(Extracted data)

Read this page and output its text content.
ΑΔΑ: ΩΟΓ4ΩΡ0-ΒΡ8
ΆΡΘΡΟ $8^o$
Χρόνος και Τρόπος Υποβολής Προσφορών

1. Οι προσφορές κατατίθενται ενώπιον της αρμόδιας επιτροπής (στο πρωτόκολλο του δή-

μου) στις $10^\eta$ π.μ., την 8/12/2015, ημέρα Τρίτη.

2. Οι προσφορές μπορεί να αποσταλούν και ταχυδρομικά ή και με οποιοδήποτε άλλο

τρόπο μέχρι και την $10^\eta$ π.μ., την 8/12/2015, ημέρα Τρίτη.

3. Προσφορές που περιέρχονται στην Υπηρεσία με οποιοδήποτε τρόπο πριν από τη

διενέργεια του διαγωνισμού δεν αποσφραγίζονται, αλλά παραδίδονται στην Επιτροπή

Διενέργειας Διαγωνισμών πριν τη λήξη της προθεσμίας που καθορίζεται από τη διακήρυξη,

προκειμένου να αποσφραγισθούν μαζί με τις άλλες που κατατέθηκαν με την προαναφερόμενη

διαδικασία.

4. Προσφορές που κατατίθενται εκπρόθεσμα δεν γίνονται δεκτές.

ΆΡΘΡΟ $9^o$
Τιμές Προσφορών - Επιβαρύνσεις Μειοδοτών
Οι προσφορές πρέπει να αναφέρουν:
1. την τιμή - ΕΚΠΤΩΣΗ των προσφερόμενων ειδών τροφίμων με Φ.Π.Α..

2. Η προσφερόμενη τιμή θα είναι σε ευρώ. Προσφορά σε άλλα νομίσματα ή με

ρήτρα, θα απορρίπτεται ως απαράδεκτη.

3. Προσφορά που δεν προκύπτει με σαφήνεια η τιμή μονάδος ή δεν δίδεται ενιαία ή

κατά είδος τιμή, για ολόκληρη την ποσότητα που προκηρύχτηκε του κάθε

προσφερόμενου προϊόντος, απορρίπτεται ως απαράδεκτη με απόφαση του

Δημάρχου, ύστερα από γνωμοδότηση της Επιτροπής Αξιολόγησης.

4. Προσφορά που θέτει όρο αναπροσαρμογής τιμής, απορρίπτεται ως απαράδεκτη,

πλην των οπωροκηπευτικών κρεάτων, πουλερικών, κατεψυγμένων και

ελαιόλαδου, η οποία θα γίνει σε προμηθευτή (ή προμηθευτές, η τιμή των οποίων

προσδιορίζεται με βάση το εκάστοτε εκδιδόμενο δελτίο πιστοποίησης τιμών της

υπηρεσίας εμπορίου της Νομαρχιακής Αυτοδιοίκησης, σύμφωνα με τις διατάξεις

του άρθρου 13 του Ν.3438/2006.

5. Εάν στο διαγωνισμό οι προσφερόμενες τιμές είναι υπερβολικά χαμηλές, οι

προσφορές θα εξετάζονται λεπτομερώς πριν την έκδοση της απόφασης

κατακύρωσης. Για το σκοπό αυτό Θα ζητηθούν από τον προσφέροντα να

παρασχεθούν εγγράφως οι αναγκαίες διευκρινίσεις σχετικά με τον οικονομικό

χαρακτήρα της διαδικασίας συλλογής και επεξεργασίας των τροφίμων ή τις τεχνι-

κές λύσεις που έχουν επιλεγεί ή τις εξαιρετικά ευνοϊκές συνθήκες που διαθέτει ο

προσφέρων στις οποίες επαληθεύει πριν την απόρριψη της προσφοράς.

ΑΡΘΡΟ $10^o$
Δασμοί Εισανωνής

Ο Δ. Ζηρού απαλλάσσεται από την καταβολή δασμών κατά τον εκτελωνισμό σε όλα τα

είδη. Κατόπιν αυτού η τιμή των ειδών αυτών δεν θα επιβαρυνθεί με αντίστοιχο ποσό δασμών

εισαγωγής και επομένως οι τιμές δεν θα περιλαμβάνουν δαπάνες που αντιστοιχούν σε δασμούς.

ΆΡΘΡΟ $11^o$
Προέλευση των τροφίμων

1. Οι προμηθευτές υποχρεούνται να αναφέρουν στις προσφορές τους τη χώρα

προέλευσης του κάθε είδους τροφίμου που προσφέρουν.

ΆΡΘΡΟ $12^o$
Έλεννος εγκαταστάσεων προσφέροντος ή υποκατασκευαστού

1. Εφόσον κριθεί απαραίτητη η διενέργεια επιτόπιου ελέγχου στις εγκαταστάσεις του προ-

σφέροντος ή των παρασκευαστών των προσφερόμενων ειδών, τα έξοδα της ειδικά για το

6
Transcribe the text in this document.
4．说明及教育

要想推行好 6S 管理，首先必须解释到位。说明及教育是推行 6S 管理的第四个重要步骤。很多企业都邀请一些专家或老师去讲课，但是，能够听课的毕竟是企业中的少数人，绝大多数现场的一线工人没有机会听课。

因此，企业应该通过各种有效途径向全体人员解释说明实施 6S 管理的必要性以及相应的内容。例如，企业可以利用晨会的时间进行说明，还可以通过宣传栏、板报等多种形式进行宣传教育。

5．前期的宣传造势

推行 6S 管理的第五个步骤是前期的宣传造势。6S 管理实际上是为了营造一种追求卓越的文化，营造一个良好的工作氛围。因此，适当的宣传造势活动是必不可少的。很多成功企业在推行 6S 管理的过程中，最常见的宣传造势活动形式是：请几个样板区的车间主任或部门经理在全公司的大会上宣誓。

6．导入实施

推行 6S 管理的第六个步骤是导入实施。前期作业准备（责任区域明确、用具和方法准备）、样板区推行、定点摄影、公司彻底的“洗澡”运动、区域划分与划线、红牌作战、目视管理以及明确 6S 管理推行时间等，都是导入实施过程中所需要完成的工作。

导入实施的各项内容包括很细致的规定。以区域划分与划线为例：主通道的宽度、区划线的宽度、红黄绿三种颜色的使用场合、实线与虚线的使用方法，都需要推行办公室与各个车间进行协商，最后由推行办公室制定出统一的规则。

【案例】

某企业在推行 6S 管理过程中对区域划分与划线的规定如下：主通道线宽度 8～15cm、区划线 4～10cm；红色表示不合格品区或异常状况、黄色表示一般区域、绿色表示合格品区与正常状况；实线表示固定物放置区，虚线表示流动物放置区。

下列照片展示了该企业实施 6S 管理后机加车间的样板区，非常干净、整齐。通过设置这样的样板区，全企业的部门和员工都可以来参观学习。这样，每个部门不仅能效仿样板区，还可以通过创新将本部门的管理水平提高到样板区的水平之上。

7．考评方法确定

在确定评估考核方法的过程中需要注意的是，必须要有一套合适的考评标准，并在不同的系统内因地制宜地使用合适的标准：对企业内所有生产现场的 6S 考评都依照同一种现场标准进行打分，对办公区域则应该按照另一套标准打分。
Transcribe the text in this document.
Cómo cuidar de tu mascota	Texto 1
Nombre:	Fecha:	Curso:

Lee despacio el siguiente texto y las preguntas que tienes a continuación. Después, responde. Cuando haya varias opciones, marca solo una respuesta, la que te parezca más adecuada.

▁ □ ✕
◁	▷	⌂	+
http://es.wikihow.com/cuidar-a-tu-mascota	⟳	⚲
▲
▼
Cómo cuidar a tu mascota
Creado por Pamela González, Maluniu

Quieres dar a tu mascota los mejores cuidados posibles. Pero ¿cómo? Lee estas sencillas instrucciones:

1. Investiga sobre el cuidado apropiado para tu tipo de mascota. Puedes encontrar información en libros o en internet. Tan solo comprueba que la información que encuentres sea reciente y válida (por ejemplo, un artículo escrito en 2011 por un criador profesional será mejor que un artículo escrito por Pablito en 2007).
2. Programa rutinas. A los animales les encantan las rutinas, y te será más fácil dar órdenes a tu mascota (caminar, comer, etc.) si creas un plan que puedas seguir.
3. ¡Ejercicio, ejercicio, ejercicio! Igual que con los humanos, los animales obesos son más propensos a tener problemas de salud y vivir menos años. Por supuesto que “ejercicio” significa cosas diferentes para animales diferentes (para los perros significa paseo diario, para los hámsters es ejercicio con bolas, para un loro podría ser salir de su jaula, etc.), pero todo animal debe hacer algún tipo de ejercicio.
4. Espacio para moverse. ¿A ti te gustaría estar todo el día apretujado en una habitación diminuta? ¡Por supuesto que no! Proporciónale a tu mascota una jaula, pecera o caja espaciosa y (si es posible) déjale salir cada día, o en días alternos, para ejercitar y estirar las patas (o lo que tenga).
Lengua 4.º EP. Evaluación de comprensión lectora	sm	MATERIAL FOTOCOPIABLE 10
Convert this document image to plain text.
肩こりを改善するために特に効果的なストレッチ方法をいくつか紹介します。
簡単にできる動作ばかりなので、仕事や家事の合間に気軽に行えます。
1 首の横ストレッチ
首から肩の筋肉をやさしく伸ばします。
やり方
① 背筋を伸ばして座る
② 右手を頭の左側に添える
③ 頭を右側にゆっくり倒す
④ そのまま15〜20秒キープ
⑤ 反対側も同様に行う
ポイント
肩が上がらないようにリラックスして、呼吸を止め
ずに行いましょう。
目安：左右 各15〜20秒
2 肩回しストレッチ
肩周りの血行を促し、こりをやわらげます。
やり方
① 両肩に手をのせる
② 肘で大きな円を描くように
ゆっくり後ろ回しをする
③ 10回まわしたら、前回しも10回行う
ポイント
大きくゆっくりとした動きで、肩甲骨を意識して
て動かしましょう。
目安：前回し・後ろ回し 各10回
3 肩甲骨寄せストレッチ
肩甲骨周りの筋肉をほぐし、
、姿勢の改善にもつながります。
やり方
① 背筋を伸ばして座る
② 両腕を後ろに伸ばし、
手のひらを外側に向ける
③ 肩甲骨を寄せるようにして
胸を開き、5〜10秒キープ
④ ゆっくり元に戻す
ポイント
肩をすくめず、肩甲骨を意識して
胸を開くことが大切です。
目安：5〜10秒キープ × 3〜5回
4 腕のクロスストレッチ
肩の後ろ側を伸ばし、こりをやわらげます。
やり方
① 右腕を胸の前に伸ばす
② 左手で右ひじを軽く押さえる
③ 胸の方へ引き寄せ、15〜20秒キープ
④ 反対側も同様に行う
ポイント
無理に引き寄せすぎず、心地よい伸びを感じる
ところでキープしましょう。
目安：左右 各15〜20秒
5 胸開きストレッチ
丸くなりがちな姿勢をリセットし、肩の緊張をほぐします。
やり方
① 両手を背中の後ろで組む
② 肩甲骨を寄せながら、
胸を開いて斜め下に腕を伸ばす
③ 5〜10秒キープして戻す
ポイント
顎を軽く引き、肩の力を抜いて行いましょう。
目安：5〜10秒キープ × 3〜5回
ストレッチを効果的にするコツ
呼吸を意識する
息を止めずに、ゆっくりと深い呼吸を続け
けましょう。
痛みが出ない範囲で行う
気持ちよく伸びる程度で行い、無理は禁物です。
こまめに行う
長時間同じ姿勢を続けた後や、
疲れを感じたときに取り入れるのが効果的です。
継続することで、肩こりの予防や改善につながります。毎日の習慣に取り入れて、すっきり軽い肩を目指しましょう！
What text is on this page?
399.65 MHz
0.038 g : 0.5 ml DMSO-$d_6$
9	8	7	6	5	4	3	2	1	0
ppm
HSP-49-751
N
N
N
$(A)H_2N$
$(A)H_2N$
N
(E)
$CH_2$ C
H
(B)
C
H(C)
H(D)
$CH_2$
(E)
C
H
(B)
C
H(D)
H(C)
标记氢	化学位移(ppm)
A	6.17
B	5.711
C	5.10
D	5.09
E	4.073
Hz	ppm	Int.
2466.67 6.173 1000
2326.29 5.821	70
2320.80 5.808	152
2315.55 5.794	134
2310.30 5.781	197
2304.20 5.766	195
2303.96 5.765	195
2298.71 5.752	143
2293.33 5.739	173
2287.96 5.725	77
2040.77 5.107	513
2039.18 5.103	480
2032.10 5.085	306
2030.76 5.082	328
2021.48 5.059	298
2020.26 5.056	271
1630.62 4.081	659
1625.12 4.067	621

(What you have to do)
Identify which lines contain the word "στις" and copy each one.

(Written response)
μου) στις $10^\eta$ π.μ., την 8/12/2015, ημέρα Τρίτη.
προσφέρων στις οποίες επαληθεύει πριν την απόρριψη της προσφοράς.
1. Οι προμηθευτές υποχρεούνται να αναφέρουν στις προσφορές τους τη χώρα
1. Εφόσον κριθεί απαραίτητη η διενέργεια επιτόπιου ελέγχου στις εγκαταστάσεις του προ-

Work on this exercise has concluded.